[Stored items]
------------
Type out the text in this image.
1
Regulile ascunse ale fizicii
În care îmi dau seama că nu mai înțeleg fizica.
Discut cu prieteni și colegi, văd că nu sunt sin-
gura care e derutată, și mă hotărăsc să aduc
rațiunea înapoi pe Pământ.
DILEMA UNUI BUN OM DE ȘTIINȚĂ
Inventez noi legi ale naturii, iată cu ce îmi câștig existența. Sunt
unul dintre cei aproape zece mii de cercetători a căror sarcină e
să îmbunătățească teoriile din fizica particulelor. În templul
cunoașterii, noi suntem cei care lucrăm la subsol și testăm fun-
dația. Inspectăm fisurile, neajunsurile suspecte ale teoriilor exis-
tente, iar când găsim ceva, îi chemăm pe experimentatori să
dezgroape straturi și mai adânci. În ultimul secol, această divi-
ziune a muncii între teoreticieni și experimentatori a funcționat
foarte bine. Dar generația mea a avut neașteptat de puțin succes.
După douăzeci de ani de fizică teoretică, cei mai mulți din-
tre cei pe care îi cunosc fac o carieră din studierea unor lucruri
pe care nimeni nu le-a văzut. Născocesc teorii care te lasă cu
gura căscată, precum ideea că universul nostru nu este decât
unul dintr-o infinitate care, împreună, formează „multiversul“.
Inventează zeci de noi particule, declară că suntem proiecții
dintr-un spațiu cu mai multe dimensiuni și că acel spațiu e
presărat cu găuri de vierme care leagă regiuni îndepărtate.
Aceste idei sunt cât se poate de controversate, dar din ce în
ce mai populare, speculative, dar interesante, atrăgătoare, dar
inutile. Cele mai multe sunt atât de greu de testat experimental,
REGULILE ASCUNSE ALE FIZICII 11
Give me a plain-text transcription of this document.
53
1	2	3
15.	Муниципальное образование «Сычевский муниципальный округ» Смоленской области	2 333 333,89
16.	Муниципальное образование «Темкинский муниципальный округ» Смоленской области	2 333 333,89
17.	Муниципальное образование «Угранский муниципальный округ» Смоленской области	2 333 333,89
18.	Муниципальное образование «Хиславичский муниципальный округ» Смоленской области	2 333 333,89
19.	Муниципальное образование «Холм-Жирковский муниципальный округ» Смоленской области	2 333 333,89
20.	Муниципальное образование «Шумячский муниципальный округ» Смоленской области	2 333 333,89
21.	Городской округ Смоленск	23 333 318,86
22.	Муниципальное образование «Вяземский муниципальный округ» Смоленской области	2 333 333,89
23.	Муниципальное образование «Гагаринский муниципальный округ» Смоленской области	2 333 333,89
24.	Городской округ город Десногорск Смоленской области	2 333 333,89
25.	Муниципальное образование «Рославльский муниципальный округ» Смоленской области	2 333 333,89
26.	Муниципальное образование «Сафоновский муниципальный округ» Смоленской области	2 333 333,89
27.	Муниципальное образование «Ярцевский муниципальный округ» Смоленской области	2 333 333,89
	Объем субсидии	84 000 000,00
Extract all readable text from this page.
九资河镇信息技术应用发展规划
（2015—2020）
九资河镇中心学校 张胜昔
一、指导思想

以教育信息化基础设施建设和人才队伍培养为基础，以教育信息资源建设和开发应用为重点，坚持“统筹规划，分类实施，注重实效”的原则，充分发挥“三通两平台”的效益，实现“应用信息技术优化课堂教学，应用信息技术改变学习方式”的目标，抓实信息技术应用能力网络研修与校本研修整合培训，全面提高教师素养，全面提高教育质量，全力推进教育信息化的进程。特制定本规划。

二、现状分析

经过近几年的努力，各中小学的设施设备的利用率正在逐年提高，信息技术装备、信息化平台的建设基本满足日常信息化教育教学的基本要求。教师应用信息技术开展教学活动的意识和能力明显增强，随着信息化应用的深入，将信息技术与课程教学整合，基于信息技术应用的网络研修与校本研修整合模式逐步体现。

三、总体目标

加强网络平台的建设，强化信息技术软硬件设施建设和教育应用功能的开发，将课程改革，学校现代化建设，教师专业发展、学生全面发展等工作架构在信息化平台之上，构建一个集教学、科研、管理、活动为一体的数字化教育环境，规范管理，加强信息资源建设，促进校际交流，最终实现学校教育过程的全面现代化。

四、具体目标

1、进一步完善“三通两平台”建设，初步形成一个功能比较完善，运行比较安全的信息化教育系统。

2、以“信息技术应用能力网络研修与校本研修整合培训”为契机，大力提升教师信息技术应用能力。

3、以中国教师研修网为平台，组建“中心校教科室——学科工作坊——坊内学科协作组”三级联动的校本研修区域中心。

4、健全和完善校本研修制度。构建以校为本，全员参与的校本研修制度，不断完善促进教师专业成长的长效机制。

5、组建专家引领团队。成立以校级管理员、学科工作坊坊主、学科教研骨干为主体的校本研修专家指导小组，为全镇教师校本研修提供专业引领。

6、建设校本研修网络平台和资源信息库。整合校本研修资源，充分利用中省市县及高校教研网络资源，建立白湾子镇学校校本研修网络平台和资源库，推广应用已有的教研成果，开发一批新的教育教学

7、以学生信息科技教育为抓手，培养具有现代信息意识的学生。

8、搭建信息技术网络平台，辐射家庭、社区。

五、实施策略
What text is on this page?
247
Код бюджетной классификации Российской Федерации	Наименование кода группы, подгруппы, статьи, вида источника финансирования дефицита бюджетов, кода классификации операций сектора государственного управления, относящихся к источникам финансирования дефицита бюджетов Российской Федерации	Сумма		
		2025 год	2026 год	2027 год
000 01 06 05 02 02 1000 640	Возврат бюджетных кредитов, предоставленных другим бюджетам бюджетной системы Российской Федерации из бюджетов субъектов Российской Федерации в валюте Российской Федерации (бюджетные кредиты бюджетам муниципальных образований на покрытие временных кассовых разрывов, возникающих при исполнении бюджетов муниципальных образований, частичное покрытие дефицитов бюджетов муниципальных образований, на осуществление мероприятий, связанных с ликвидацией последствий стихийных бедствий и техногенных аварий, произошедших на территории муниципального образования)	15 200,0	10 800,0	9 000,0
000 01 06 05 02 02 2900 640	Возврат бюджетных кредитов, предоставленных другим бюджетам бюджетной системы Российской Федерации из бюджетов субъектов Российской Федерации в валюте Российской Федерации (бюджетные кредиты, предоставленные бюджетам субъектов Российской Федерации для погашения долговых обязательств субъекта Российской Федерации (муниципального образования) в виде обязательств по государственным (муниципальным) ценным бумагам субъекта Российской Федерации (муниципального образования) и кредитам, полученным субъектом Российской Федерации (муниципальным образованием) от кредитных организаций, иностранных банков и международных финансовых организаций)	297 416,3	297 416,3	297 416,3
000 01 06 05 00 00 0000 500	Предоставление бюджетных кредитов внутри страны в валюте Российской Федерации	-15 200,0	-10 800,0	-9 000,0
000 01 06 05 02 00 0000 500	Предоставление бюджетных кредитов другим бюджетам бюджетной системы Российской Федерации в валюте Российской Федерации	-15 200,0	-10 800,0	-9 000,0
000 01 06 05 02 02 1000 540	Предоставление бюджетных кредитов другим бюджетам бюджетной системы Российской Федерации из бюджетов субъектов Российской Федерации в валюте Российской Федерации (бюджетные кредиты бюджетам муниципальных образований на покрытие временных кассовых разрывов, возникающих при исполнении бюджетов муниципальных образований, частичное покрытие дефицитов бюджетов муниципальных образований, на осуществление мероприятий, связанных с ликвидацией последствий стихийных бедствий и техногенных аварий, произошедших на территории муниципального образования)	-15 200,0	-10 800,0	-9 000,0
------------
Job: Count all lines of the data that include "fizica". The answer is the number alone.

Response: 2